● **Data listing**
··········

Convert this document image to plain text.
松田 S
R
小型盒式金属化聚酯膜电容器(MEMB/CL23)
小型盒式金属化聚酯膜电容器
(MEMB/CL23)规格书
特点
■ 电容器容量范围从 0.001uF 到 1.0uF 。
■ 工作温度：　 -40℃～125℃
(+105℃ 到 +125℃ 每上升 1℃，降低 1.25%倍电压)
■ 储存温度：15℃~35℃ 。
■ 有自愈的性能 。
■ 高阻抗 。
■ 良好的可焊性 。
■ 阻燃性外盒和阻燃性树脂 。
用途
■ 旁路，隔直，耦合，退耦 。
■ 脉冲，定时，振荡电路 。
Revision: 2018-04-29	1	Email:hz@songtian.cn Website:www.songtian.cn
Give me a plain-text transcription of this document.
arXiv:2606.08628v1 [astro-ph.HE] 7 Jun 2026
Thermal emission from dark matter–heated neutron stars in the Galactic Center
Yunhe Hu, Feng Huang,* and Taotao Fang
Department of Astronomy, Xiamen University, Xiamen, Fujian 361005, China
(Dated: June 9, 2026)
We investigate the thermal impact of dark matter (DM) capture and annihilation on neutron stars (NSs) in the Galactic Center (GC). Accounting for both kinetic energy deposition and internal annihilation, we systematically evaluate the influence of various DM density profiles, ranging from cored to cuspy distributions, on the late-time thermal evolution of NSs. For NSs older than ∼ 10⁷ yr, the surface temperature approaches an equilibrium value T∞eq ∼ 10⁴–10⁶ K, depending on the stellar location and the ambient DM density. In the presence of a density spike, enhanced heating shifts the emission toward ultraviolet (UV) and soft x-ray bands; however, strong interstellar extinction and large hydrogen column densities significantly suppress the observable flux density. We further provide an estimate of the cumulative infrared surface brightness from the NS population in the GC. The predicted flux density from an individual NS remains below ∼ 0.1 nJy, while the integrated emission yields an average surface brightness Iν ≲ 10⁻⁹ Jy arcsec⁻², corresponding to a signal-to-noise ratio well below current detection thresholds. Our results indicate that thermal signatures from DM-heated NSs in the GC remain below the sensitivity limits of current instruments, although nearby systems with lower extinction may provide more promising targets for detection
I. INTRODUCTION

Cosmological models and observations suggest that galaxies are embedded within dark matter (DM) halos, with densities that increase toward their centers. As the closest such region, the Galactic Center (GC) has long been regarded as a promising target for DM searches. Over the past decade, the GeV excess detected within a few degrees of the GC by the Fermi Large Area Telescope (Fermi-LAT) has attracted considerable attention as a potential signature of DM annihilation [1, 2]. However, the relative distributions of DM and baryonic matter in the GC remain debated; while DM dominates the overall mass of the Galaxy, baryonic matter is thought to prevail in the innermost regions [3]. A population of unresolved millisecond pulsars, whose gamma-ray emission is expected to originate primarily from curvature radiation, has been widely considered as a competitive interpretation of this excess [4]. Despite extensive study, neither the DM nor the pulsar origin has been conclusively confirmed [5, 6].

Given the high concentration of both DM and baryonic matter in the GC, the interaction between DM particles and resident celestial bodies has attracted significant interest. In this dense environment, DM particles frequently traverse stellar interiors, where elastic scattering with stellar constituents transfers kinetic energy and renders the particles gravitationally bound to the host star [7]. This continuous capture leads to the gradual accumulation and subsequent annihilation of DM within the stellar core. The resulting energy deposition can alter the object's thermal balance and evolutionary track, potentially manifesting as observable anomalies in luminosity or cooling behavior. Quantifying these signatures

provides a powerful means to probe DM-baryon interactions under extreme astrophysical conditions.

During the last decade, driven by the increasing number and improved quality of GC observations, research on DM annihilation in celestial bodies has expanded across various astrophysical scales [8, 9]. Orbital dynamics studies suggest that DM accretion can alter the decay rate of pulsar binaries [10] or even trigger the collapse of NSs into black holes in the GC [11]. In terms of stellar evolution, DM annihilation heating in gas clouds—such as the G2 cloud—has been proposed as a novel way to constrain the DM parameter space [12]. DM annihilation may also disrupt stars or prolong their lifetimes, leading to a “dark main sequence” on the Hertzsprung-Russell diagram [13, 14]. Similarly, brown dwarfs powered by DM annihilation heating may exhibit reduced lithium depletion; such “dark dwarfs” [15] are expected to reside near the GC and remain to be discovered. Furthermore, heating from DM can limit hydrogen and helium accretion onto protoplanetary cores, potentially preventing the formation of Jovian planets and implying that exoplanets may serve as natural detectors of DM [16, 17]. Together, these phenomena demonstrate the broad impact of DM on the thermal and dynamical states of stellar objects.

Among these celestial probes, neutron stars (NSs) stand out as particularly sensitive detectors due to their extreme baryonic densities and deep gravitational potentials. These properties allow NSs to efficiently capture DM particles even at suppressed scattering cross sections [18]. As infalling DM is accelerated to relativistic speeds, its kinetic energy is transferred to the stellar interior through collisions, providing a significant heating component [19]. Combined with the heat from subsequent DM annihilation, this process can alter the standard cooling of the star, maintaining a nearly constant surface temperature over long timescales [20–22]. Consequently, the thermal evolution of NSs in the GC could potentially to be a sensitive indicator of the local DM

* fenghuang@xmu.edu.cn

··········

● **Exercise brief**
Every line of the material must be returned exactly as it appears.

● **Solution to this problem**
Convert this document image to plain text.
松田 S
R
小型盒式金属化聚酯膜电容器(MEMB/CL23)
小型盒式金属化聚酯膜电容器
(MEMB/CL23)规格书
特点
■ 电容器容量范围从 0.001uF 到 1.0uF 。
■ 工作温度：　 -40℃～125℃
(+105℃ 到 +125℃ 每上升 1℃，降低 1.25%倍电压)
■ 储存温度：15℃~35℃ 。
■ 有自愈的性能 。
■ 高阻抗 。
■ 良好的可焊性 。
■ 阻燃性外盒和阻燃性树脂 。
用途
■ 旁路，隔直，耦合，退耦 。
■ 脉冲，定时，振荡电路 。
Revision: 2018-04-29	1	Email:hz@songtian.cn Website:www.songtian.cn
Give me a plain-text transcription of this document.
arXiv:2606.08628v1 [astro-ph.HE] 7 Jun 2026
Thermal emission from dark matter–heated neutron stars in the Galactic Center
Yunhe Hu, Feng Huang,* and Taotao Fang
Department of Astronomy, Xiamen University, Xiamen, Fujian 361005, China
(Dated: June 9, 2026)
We investigate the thermal impact of dark matter (DM) capture and annihilation on neutron stars (NSs) in the Galactic Center (GC). Accounting for both kinetic energy deposition and internal annihilation, we systematically evaluate the influence of various DM density profiles, ranging from cored to cuspy distributions, on the late-time thermal evolution of NSs. For NSs older than ∼ 10⁷ yr, the surface temperature approaches an equilibrium value T∞eq ∼ 10⁴–10⁶ K, depending on the stellar location and the ambient DM density. In the presence of a density spike, enhanced heating shifts the emission toward ultraviolet (UV) and soft x-ray bands; however, strong interstellar extinction and large hydrogen column densities significantly suppress the observable flux density. We further provide an estimate of the cumulative infrared surface brightness from the NS population in the GC. The predicted flux density from an individual NS remains below ∼ 0.1 nJy, while the integrated emission yields an average surface brightness Iν ≲ 10⁻⁹ Jy arcsec⁻², corresponding to a signal-to-noise ratio well below current detection thresholds. Our results indicate that thermal signatures from DM-heated NSs in the GC remain below the sensitivity limits of current instruments, although nearby systems with lower extinction may provide more promising targets for detection
I. INTRODUCTION

Cosmological models and observations suggest that galaxies are embedded within dark matter (DM) halos, with densities that increase toward their centers. As the closest such region, the Galactic Center (GC) has long been regarded as a promising target for DM searches. Over the past decade, the GeV excess detected within a few degrees of the GC by the Fermi Large Area Telescope (Fermi-LAT) has attracted considerable attention as a potential signature of DM annihilation [1, 2]. However, the relative distributions of DM and baryonic matter in the GC remain debated; while DM dominates the overall mass of the Galaxy, baryonic matter is thought to prevail in the innermost regions [3]. A population of unresolved millisecond pulsars, whose gamma-ray emission is expected to originate primarily from curvature radiation, has been widely considered as a competitive interpretation of this excess [4]. Despite extensive study, neither the DM nor the pulsar origin has been conclusively confirmed [5, 6].

Given the high concentration of both DM and baryonic matter in the GC, the interaction between DM particles and resident celestial bodies has attracted significant interest. In this dense environment, DM particles frequently traverse stellar interiors, where elastic scattering with stellar constituents transfers kinetic energy and renders the particles gravitationally bound to the host star [7]. This continuous capture leads to the gradual accumulation and subsequent annihilation of DM within the stellar core. The resulting energy deposition can alter the object's thermal balance and evolutionary track, potentially manifesting as observable anomalies in luminosity or cooling behavior. Quantifying these signatures

provides a powerful means to probe DM-baryon interactions under extreme astrophysical conditions.

During the last decade, driven by the increasing number and improved quality of GC observations, research on DM annihilation in celestial bodies has expanded across various astrophysical scales [8, 9]. Orbital dynamics studies suggest that DM accretion can alter the decay rate of pulsar binaries [10] or even trigger the collapse of NSs into black holes in the GC [11]. In terms of stellar evolution, DM annihilation heating in gas clouds—such as the G2 cloud—has been proposed as a novel way to constrain the DM parameter space [12]. DM annihilation may also disrupt stars or prolong their lifetimes, leading to a “dark main sequence” on the Hertzsprung-Russell diagram [13, 14]. Similarly, brown dwarfs powered by DM annihilation heating may exhibit reduced lithium depletion; such “dark dwarfs” [15] are expected to reside near the GC and remain to be discovered. Furthermore, heating from DM can limit hydrogen and helium accretion onto protoplanetary cores, potentially preventing the formation of Jovian planets and implying that exoplanets may serve as natural detectors of DM [16, 17]. Together, these phenomena demonstrate the broad impact of DM on the thermal and dynamical states of stellar objects.

Among these celestial probes, neutron stars (NSs) stand out as particularly sensitive detectors due to their extreme baryonic densities and deep gravitational potentials. These properties allow NSs to efficiently capture DM particles even at suppressed scattering cross sections [18]. As infalling DM is accelerated to relativistic speeds, its kinetic energy is transferred to the stellar interior through collisions, providing a significant heating component [19]. Combined with the heat from subsequent DM annihilation, this process can alter the standard cooling of the star, maintaining a nearly constant surface temperature over long timescales [20–22]. Consequently, the thermal evolution of NSs in the GC could potentially to be a sensitive indicator of the local DM

* fenghuang@xmu.edu.cn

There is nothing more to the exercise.